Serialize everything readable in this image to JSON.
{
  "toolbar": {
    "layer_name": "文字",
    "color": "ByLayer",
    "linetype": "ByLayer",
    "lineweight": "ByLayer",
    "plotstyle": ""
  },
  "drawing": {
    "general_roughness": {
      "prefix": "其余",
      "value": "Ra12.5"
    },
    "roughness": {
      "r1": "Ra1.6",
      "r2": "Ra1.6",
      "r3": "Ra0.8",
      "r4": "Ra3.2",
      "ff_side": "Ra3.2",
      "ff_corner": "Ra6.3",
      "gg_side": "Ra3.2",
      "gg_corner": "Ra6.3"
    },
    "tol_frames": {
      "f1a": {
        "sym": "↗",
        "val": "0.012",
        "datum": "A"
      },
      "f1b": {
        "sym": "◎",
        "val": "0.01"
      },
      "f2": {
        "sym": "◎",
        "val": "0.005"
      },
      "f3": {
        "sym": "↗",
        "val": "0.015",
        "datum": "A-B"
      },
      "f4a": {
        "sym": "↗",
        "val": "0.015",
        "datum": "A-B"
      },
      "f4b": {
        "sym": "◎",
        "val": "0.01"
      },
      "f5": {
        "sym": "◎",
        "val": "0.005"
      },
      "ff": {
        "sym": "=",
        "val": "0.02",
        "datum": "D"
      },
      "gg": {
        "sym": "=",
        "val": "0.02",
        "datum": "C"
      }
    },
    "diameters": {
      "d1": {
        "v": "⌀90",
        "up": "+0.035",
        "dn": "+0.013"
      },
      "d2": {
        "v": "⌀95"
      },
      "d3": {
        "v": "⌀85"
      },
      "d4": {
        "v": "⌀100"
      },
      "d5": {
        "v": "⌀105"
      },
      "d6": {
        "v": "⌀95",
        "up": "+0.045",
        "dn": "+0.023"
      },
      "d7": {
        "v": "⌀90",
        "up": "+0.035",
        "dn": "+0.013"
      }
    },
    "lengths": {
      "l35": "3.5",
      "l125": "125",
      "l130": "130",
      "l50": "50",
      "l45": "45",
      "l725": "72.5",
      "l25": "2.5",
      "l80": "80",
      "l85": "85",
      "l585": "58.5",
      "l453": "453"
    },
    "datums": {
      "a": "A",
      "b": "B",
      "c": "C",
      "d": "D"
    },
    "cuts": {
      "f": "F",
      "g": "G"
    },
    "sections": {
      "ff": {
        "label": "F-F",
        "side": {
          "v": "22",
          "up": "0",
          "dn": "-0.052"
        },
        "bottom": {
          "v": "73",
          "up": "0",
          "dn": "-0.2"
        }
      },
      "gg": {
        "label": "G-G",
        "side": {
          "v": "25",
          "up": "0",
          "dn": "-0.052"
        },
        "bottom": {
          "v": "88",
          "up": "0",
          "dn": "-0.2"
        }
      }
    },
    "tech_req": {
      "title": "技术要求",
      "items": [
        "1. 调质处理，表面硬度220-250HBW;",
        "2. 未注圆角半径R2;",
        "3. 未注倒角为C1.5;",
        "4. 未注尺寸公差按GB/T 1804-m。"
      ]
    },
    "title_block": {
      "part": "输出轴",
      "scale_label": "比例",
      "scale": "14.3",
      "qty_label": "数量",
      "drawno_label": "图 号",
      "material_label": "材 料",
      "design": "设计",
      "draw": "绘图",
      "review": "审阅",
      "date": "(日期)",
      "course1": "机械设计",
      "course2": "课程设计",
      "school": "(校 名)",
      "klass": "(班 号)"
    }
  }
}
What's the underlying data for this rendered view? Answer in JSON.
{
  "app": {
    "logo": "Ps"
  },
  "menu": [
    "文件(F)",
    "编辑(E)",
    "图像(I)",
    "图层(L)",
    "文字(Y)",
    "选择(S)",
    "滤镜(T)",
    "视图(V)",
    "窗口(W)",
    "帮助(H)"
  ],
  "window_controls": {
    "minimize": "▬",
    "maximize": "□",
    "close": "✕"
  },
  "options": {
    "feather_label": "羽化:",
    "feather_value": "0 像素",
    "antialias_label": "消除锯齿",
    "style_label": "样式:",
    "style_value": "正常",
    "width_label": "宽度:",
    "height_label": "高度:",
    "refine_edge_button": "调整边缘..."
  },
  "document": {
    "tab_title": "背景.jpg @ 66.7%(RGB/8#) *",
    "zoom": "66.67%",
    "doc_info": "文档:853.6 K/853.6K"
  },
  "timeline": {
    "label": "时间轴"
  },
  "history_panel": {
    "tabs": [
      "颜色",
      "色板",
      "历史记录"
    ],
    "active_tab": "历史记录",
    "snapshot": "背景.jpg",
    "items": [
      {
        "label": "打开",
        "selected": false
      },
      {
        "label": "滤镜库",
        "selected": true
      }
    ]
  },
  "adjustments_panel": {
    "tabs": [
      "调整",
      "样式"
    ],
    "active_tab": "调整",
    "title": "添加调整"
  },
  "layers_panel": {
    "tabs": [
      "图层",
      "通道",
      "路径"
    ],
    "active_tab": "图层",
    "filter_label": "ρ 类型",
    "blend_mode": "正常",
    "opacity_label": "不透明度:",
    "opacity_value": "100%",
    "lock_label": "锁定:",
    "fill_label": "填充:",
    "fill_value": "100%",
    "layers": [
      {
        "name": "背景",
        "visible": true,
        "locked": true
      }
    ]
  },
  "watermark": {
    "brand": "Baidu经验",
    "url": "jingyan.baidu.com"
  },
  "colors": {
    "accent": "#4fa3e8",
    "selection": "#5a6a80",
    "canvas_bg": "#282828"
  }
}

☆ ☆ ☆

* **SET EXERCISE**
Transcribe the material exactly as it reads.

* **EXERCISE ANSWER**
Serialize everything readable in this image to JSON.
{
  "toolbar": {
    "layer_name": "文字",
    "color": "ByLayer",
    "linetype": "ByLayer",
    "lineweight": "ByLayer",
    "plotstyle": ""
  },
  "drawing": {
    "general_roughness": {
      "prefix": "其余",
      "value": "Ra12.5"
    },
    "roughness": {
      "r1": "Ra1.6",
      "r2": "Ra1.6",
      "r3": "Ra0.8",
      "r4": "Ra3.2",
      "ff_side": "Ra3.2",
      "ff_corner": "Ra6.3",
      "gg_side": "Ra3.2",
      "gg_corner": "Ra6.3"
    },
    "tol_frames": {
      "f1a": {
        "sym": "↗",
        "val": "0.012",
        "datum": "A"
      },
      "f1b": {
        "sym": "◎",
        "val": "0.01"
      },
      "f2": {
        "sym": "◎",
        "val": "0.005"
      },
      "f3": {
        "sym": "↗",
        "val": "0.015",
        "datum": "A-B"
      },
      "f4a": {
        "sym": "↗",
        "val": "0.015",
        "datum": "A-B"
      },
      "f4b": {
        "sym": "◎",
        "val": "0.01"
      },
      "f5": {
        "sym": "◎",
        "val": "0.005"
      },
      "ff": {
        "sym": "=",
        "val": "0.02",
        "datum": "D"
      },
      "gg": {
        "sym": "=",
        "val": "0.02",
        "datum": "C"
      }
    },
    "diameters": {
      "d1": {
        "v": "⌀90",
        "up": "+0.035",
        "dn": "+0.013"
      },
      "d2": {
        "v": "⌀95"
      },
      "d3": {
        "v": "⌀85"
      },
      "d4": {
        "v": "⌀100"
      },
      "d5": {
        "v": "⌀105"
      },
      "d6": {
        "v": "⌀95",
        "up": "+0.045",
        "dn": "+0.023"
      },
      "d7": {
        "v": "⌀90",
        "up": "+0.035",
        "dn": "+0.013"
      }
    },
    "lengths": {
      "l35": "3.5",
      "l125": "125",
      "l130": "130",
      "l50": "50",
      "l45": "45",
      "l725": "72.5",
      "l25": "2.5",
      "l80": "80",
      "l85": "85",
      "l585": "58.5",
      "l453": "453"
    },
    "datums": {
      "a": "A",
      "b": "B",
      "c": "C",
      "d": "D"
    },
    "cuts": {
      "f": "F",
      "g": "G"
    },
    "sections": {
      "ff": {
        "label": "F-F",
        "side": {
          "v": "22",
          "up": "0",
          "dn": "-0.052"
        },
        "bottom": {
          "v": "73",
          "up": "0",
          "dn": "-0.2"
        }
      },
      "gg": {
        "label": "G-G",
        "side": {
          "v": "25",
          "up": "0",
          "dn": "-0.052"
        },
        "bottom": {
          "v": "88",
          "up": "0",
          "dn": "-0.2"
        }
      }
    },
    "tech_req": {
      "title": "技术要求",
      "items": [
        "1. 调质处理，表面硬度220-250HBW;",
        "2. 未注圆角半径R2;",
        "3. 未注倒角为C1.5;",
        "4. 未注尺寸公差按GB/T 1804-m。"
      ]
    },
    "title_block": {
      "part": "输出轴",
      "scale_label": "比例",
      "scale": "14.3",
      "qty_label": "数量",
      "drawno_label": "图 号",
      "material_label": "材 料",
      "design": "设计",
      "draw": "绘图",
      "review": "审阅",
      "date": "(日期)",
      "course1": "机械设计",
      "course2": "课程设计",
      "school": "(校 名)",
      "klass": "(班 号)"
    }
  }
}
What's the underlying data for this rendered view? Answer in JSON.
{
  "app": {
    "logo": "Ps"
  },
  "menu": [
    "文件(F)",
    "编辑(E)",
    "图像(I)",
    "图层(L)",
    "文字(Y)",
    "选择(S)",
    "滤镜(T)",
    "视图(V)",
    "窗口(W)",
    "帮助(H)"
  ],
  "window_controls": {
    "minimize": "▬",
    "maximize": "□",
    "close": "✕"
  },
  "options": {
    "feather_label": "羽化:",
    "feather_value": "0 像素",
    "antialias_label": "消除锯齿",
    "style_label": "样式:",
    "style_value": "正常",
    "width_label": "宽度:",
    "height_label": "高度:",
    "refine_edge_button": "调整边缘..."
  },
  "document": {
    "tab_title": "背景.jpg @ 66.7%(RGB/8#) *",
    "zoom": "66.67%",
    "doc_info": "文档:853.6 K/853.6K"
  },
  "timeline": {
    "label": "时间轴"
  },
  "history_panel": {
    "tabs": [
      "颜色",
      "色板",
      "历史记录"
    ],
    "active_tab": "历史记录",
    "snapshot": "背景.jpg",
    "items": [
      {
        "label": "打开",
        "selected": false
      },
      {
        "label": "滤镜库",
        "selected": true
      }
    ]
  },
  "adjustments_panel": {
    "tabs": [
      "调整",
      "样式"
    ],
    "active_tab": "调整",
    "title": "添加调整"
  },
  "layers_panel": {
    "tabs": [
      "图层",
      "通道",
      "路径"
    ],
    "active_tab": "图层",
    "filter_label": "ρ 类型",
    "blend_mode": "正常",
    "opacity_label": "不透明度:",
    "opacity_value": "100%",
    "lock_label": "锁定:",
    "fill_label": "填充:",
    "fill_value": "100%",
    "layers": [
      {
        "name": "背景",
        "visible": true,
        "locked": true
      }
    ]
  },
  "watermark": {
    "brand": "Baidu经验",
    "url": "jingyan.baidu.com"
  },
  "colors": {
    "accent": "#4fa3e8",
    "selection": "#5a6a80",
    "canvas_bg": "#282828"
  }
}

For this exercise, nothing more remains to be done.